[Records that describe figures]
* Begin *

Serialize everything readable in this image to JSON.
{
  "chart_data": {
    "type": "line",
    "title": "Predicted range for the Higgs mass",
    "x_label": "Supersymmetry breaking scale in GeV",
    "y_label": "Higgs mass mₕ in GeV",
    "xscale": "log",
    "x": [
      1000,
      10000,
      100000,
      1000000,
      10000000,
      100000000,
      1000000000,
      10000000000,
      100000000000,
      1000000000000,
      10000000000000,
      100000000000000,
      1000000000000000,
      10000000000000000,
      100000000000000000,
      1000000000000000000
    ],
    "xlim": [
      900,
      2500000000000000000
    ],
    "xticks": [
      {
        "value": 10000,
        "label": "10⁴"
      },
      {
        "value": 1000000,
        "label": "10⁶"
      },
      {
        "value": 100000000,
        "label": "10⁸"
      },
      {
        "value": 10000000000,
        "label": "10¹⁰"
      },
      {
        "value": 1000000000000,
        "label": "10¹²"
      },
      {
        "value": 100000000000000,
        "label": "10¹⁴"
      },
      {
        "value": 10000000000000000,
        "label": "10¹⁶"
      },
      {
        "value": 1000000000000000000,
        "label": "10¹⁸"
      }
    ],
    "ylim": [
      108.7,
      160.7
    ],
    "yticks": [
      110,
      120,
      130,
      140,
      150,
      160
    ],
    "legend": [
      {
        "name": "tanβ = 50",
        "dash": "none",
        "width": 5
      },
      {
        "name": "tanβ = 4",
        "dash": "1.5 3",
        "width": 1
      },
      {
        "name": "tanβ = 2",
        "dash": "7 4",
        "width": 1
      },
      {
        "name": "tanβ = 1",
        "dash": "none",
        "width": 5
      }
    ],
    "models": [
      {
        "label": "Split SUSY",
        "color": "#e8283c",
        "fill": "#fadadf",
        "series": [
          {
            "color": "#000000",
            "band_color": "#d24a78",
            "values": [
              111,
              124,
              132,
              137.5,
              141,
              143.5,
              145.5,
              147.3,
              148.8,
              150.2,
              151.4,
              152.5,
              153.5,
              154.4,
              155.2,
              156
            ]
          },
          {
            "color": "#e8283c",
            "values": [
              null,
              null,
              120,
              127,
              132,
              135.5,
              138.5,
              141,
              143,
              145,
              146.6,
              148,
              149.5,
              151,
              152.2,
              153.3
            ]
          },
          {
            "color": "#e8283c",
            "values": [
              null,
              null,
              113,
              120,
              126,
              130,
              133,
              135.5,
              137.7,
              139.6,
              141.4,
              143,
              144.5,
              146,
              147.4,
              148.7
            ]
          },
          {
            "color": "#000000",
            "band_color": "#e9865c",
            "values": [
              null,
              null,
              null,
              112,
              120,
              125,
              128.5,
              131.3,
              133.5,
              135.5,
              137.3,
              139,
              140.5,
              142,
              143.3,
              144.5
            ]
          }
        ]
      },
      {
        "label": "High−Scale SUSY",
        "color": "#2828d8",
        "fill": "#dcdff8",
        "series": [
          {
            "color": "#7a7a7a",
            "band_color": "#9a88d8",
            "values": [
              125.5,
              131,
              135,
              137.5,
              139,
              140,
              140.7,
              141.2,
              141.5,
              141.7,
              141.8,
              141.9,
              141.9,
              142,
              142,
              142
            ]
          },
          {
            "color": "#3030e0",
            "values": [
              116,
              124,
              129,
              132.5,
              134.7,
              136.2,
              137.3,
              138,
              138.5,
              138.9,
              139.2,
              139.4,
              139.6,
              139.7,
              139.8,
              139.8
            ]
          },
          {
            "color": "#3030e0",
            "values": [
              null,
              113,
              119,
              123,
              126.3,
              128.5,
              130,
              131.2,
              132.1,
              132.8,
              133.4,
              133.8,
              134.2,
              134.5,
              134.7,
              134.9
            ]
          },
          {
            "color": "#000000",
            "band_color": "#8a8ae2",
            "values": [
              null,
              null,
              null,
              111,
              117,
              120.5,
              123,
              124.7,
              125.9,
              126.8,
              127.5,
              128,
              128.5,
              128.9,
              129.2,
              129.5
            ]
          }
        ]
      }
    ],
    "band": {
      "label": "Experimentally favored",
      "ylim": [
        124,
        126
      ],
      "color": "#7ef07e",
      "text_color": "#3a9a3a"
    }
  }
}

* End *

Copy out each line above, character for character.

Serialize everything readable in this image to JSON.
{
  "chart_data": {
    "type": "line",
    "title": "Predicted range for the Higgs mass",
    "x_label": "Supersymmetry breaking scale in GeV",
    "y_label": "Higgs mass mₕ in GeV",
    "xscale": "log",
    "x": [
      1000,
      10000,
      100000,
      1000000,
      10000000,
      100000000,
      1000000000,
      10000000000,
      100000000000,
      1000000000000,
      10000000000000,
      100000000000000,
      1000000000000000,
      10000000000000000,
      100000000000000000,
      1000000000000000000
    ],
    "xlim": [
      900,
      2500000000000000000
    ],
    "xticks": [
      {
        "value": 10000,
        "label": "10⁴"
      },
      {
        "value": 1000000,
        "label": "10⁶"
      },
      {
        "value": 100000000,
        "label": "10⁸"
      },
      {
        "value": 10000000000,
        "label": "10¹⁰"
      },
      {
        "value": 1000000000000,
        "label": "10¹²"
      },
      {
        "value": 100000000000000,
        "label": "10¹⁴"
      },
      {
        "value": 10000000000000000,
        "label": "10¹⁶"
      },
      {
        "value": 1000000000000000000,
        "label": "10¹⁸"
      }
    ],
    "ylim": [
      108.7,
      160.7
    ],
    "yticks": [
      110,
      120,
      130,
      140,
      150,
      160
    ],
    "legend": [
      {
        "name": "tanβ = 50",
        "dash": "none",
        "width": 5
      },
      {
        "name": "tanβ = 4",
        "dash": "1.5 3",
        "width": 1
      },
      {
        "name": "tanβ = 2",
        "dash": "7 4",
        "width": 1
      },
      {
        "name": "tanβ = 1",
        "dash": "none",
        "width": 5
      }
    ],
    "models": [
      {
        "label": "Split SUSY",
        "color": "#e8283c",
        "fill": "#fadadf",
        "series": [
          {
            "color": "#000000",
            "band_color": "#d24a78",
            "values": [
              111,
              124,
              132,
              137.5,
              141,
              143.5,
              145.5,
              147.3,
              148.8,
              150.2,
              151.4,
              152.5,
              153.5,
              154.4,
              155.2,
              156
            ]
          },
          {
            "color": "#e8283c",
            "values": [
              null,
              null,
              120,
              127,
              132,
              135.5,
              138.5,
              141,
              143,
              145,
              146.6,
              148,
              149.5,
              151,
              152.2,
              153.3
            ]
          },
          {
            "color": "#e8283c",
            "values": [
              null,
              null,
              113,
              120,
              126,
              130,
              133,
              135.5,
              137.7,
              139.6,
              141.4,
              143,
              144.5,
              146,
              147.4,
              148.7
            ]
          },
          {
            "color": "#000000",
            "band_color": "#e9865c",
            "values": [
              null,
              null,
              null,
              112,
              120,
              125,
              128.5,
              131.3,
              133.5,
              135.5,
              137.3,
              139,
              140.5,
              142,
              143.3,
              144.5
            ]
          }
        ]
      },
      {
        "label": "High−Scale SUSY",
        "color": "#2828d8",
        "fill": "#dcdff8",
        "series": [
          {
            "color": "#7a7a7a",
            "band_color": "#9a88d8",
            "values": [
              125.5,
              131,
              135,
              137.5,
              139,
              140,
              140.7,
              141.2,
              141.5,
              141.7,
              141.8,
              141.9,
              141.9,
              142,
              142,
              142
            ]
          },
          {
            "color": "#3030e0",
            "values": [
              116,
              124,
              129,
              132.5,
              134.7,
              136.2,
              137.3,
              138,
              138.5,
              138.9,
              139.2,
              139.4,
              139.6,
              139.7,
              139.8,
              139.8
            ]
          },
          {
            "color": "#3030e0",
            "values": [
              null,
              113,
              119,
              123,
              126.3,
              128.5,
              130,
              131.2,
              132.1,
              132.8,
              133.4,
              133.8,
              134.2,
              134.5,
              134.7,
              134.9
            ]
          },
          {
            "color": "#000000",
            "band_color": "#8a8ae2",
            "values": [
              null,
              null,
              null,
              111,
              117,
              120.5,
              123,
              124.7,
              125.9,
              126.8,
              127.5,
              128,
              128.5,
              128.9,
              129.2,
              129.5
            ]
          }
        ]
      }
    ],
    "band": {
      "label": "Experimentally favored",
      "ylim": [
        124,
        126
      ],
      "color": "#7ef07e",
      "text_color": "#3a9a3a"
    }
  }
}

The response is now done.